Task to carry out: Identify the lines that contain the string "close" and copy all of them.

Provided data:

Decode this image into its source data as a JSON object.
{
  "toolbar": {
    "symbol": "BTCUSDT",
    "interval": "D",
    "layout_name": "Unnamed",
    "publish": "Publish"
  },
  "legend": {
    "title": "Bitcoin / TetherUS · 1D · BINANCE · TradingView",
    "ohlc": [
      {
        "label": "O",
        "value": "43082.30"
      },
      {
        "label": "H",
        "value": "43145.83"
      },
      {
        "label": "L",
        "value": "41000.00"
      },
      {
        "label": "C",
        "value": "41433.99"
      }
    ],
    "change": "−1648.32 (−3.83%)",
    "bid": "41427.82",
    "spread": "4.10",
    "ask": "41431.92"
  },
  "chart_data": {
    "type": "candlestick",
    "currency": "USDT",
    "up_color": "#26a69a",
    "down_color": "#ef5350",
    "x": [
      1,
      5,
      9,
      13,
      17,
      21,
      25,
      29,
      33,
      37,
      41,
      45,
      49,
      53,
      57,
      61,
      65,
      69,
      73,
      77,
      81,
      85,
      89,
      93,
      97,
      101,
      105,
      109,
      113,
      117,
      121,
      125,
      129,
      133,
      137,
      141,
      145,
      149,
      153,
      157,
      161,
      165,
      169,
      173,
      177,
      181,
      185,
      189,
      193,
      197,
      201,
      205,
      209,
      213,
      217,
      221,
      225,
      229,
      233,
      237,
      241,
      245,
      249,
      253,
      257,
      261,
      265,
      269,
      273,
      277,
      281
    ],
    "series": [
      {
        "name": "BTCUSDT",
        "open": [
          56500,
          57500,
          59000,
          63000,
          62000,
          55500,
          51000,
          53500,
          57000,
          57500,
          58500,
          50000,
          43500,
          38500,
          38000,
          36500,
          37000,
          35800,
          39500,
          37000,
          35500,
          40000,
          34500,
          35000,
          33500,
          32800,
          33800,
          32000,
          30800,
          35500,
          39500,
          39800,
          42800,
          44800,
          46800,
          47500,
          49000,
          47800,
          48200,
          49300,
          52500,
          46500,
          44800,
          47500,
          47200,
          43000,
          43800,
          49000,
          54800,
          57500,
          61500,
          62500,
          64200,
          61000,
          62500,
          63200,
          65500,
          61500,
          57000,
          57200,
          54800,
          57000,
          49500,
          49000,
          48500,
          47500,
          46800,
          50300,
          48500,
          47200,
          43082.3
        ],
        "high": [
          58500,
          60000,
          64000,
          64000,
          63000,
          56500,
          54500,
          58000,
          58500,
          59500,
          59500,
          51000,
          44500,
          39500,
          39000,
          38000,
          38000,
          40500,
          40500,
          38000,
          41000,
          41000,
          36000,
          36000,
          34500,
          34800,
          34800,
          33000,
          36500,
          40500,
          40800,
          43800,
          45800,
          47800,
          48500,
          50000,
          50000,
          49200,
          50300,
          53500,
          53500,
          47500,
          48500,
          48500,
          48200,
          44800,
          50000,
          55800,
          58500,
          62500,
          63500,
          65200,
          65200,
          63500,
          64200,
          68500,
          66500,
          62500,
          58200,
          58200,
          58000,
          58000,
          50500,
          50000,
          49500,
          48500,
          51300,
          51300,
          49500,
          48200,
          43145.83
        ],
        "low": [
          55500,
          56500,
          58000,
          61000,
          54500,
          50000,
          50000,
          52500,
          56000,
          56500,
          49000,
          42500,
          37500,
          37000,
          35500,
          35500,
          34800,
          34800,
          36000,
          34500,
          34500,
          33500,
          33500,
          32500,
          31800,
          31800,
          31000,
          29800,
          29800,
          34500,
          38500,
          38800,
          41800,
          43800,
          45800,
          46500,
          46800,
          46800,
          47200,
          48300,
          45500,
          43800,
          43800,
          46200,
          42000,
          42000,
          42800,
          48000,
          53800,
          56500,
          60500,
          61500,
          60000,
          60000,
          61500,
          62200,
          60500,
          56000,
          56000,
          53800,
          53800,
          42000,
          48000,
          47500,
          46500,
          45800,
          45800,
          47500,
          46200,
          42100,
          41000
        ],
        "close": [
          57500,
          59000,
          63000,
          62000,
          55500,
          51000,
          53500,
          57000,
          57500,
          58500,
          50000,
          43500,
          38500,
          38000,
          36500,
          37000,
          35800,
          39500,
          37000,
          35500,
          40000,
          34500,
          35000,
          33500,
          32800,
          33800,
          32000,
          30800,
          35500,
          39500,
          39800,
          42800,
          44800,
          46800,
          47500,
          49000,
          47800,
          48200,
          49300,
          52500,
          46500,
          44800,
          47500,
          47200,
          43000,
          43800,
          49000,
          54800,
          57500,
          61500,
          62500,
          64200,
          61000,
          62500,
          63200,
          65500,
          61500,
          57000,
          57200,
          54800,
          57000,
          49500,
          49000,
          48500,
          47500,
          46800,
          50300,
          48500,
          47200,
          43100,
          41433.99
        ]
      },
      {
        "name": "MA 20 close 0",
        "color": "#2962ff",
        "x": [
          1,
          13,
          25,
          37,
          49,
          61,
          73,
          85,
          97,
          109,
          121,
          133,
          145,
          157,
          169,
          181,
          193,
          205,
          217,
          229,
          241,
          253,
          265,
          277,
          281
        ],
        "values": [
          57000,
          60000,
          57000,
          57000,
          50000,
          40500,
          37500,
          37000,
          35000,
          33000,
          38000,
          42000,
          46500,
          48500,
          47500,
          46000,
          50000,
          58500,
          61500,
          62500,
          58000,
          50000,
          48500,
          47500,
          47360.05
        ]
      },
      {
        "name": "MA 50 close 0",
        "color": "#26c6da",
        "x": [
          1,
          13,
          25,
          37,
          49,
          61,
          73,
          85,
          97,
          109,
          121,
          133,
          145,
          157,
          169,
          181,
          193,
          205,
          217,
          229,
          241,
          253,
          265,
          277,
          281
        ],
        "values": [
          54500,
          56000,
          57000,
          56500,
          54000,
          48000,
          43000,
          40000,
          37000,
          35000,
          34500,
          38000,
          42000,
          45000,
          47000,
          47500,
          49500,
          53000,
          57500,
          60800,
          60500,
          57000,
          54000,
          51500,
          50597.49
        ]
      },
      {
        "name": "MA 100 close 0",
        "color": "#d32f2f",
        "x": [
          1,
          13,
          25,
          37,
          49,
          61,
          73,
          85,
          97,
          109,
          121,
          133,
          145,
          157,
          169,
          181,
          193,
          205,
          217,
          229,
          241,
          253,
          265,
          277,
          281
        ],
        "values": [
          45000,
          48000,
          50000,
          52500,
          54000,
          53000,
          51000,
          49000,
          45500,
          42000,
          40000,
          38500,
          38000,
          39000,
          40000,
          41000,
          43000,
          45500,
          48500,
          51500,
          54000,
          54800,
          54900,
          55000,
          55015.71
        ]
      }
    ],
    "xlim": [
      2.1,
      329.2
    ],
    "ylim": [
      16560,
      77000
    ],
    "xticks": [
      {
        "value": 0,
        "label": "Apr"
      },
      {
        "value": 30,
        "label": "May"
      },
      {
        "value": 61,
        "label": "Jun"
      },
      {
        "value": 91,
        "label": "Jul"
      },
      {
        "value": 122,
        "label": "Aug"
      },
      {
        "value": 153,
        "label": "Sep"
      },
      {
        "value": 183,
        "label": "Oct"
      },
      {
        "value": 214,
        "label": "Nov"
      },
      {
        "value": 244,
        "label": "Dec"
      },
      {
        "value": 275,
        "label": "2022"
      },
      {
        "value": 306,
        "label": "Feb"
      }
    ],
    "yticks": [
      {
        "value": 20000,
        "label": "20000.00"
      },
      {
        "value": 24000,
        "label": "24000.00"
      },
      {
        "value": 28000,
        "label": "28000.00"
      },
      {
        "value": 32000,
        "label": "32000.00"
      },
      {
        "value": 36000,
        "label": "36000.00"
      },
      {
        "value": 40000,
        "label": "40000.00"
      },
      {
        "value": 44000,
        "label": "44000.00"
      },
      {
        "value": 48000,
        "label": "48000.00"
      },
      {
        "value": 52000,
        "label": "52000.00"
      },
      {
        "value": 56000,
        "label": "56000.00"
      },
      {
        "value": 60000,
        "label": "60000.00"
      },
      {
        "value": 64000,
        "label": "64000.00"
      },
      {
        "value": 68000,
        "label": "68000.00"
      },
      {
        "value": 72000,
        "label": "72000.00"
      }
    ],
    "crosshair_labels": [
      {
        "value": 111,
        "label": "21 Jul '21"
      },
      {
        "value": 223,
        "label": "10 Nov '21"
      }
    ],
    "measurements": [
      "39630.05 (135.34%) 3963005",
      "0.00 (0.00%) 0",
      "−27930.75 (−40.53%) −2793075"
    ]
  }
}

Response to this task:
        "close": [
        "name": "MA 20 close 0",
        "name": "MA 50 close 0",
        "name": "MA 100 close 0",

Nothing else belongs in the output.